Exercise goal
Here are some records; quote them exactly, leaving out the pictures.

Dataset listings of figures:

-------------------------

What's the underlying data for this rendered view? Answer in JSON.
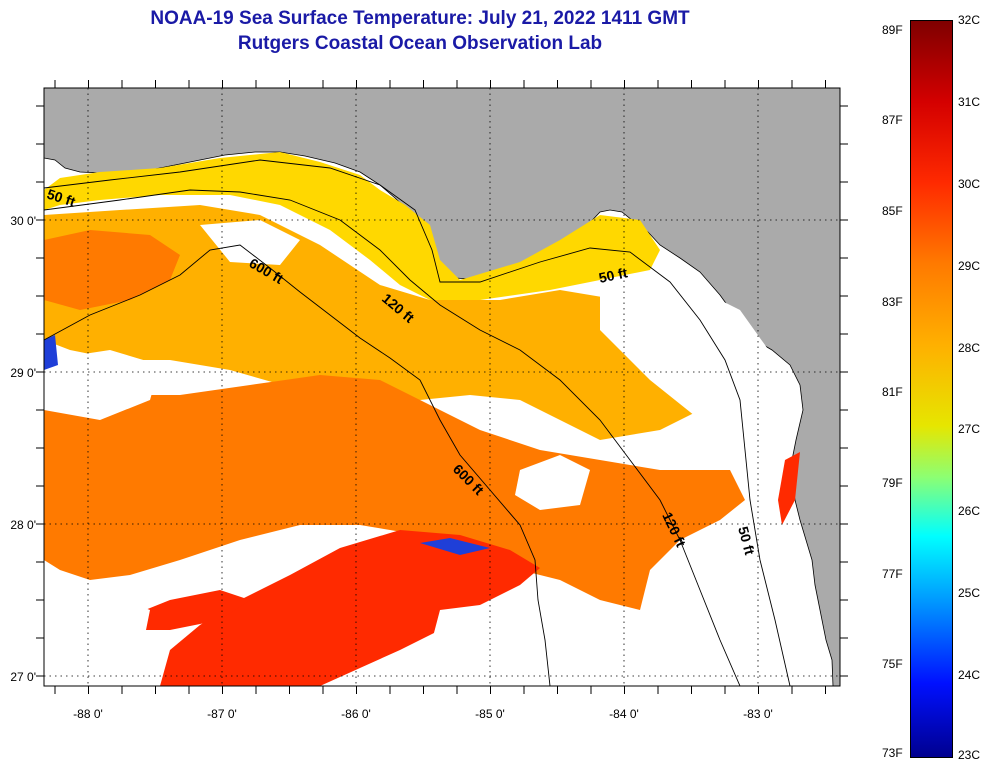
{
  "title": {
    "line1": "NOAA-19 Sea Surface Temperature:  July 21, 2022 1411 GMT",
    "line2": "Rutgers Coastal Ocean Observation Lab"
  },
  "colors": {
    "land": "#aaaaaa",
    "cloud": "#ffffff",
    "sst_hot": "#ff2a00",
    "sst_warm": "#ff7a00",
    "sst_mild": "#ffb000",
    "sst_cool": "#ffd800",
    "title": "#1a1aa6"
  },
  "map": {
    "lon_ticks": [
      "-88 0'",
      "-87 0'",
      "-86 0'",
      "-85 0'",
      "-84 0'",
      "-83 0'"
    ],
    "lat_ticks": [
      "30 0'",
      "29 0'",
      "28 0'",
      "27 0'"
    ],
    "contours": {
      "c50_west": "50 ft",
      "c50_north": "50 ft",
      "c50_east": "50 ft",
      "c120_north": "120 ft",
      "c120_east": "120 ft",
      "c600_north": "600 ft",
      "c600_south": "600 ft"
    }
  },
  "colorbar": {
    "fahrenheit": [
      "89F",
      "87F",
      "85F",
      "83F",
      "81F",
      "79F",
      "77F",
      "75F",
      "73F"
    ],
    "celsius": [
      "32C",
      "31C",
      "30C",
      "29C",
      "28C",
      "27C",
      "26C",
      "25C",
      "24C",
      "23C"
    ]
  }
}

-------------------------

Result of the task
What's the underlying data for this rendered view? Answer in JSON.
{
  "title": {
    "line1": "NOAA-19 Sea Surface Temperature:  July 21, 2022 1411 GMT",
    "line2": "Rutgers Coastal Ocean Observation Lab"
  },
  "colors": {
    "land": "#aaaaaa",
    "cloud": "#ffffff",
    "sst_hot": "#ff2a00",
    "sst_warm": "#ff7a00",
    "sst_mild": "#ffb000",
    "sst_cool": "#ffd800",
    "title": "#1a1aa6"
  },
  "map": {
    "lon_ticks": [
      "-88 0'",
      "-87 0'",
      "-86 0'",
      "-85 0'",
      "-84 0'",
      "-83 0'"
    ],
    "lat_ticks": [
      "30 0'",
      "29 0'",
      "28 0'",
      "27 0'"
    ],
    "contours": {
      "c50_west": "50 ft",
      "c50_north": "50 ft",
      "c50_east": "50 ft",
      "c120_north": "120 ft",
      "c120_east": "120 ft",
      "c600_north": "600 ft",
      "c600_south": "600 ft"
    }
  },
  "colorbar": {
    "fahrenheit": [
      "89F",
      "87F",
      "85F",
      "83F",
      "81F",
      "79F",
      "77F",
      "75F",
      "73F"
    ],
    "celsius": [
      "32C",
      "31C",
      "30C",
      "29C",
      "28C",
      "27C",
      "26C",
      "25C",
      "24C",
      "23C"
    ]
  }
}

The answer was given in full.